___ DATA PROVIDED
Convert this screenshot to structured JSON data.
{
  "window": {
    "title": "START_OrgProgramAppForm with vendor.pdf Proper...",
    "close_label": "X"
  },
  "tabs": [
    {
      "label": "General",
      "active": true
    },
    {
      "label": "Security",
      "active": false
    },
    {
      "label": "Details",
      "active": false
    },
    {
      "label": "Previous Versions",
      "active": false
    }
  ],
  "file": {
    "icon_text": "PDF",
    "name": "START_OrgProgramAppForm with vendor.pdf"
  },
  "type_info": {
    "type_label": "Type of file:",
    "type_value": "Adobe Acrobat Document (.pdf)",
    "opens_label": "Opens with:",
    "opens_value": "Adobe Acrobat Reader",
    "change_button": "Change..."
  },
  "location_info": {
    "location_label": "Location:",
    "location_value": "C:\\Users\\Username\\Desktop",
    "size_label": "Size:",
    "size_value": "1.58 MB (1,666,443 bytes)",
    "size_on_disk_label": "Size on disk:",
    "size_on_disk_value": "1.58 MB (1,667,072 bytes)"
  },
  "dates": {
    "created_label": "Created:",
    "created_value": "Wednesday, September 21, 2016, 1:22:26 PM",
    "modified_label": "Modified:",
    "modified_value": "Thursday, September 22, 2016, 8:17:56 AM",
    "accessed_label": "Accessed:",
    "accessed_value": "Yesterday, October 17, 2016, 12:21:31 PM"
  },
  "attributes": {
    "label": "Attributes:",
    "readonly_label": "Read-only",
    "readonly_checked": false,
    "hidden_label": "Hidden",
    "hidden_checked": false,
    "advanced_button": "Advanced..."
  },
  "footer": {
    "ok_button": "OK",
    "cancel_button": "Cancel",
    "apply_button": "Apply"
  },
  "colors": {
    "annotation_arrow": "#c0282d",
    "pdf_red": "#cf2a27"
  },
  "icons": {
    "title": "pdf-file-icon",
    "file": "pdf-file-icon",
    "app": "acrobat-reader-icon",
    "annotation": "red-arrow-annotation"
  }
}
______
Write out the records above again, keeping each one identical to the original.

» **ANSWER TO THIS TASK**
Convert this screenshot to structured JSON data.
{
  "window": {
    "title": "START_OrgProgramAppForm with vendor.pdf Proper...",
    "close_label": "X"
  },
  "tabs": [
    {
      "label": "General",
      "active": true
    },
    {
      "label": "Security",
      "active": false
    },
    {
      "label": "Details",
      "active": false
    },
    {
      "label": "Previous Versions",
      "active": false
    }
  ],
  "file": {
    "icon_text": "PDF",
    "name": "START_OrgProgramAppForm with vendor.pdf"
  },
  "type_info": {
    "type_label": "Type of file:",
    "type_value": "Adobe Acrobat Document (.pdf)",
    "opens_label": "Opens with:",
    "opens_value": "Adobe Acrobat Reader",
    "change_button": "Change..."
  },
  "location_info": {
    "location_label": "Location:",
    "location_value": "C:\\Users\\Username\\Desktop",
    "size_label": "Size:",
    "size_value": "1.58 MB (1,666,443 bytes)",
    "size_on_disk_label": "Size on disk:",
    "size_on_disk_value": "1.58 MB (1,667,072 bytes)"
  },
  "dates": {
    "created_label": "Created:",
    "created_value": "Wednesday, September 21, 2016, 1:22:26 PM",
    "modified_label": "Modified:",
    "modified_value": "Thursday, September 22, 2016, 8:17:56 AM",
    "accessed_label": "Accessed:",
    "accessed_value": "Yesterday, October 17, 2016, 12:21:31 PM"
  },
  "attributes": {
    "label": "Attributes:",
    "readonly_label": "Read-only",
    "readonly_checked": false,
    "hidden_label": "Hidden",
    "hidden_checked": false,
    "advanced_button": "Advanced..."
  },
  "footer": {
    "ok_button": "OK",
    "cancel_button": "Cancel",
    "apply_button": "Apply"
  },
  "colors": {
    "annotation_arrow": "#c0282d",
    "pdf_red": "#cf2a27"
  },
  "icons": {
    "title": "pdf-file-icon",
    "file": "pdf-file-icon",
    "app": "acrobat-reader-icon",
    "annotation": "red-arrow-annotation"
  }
}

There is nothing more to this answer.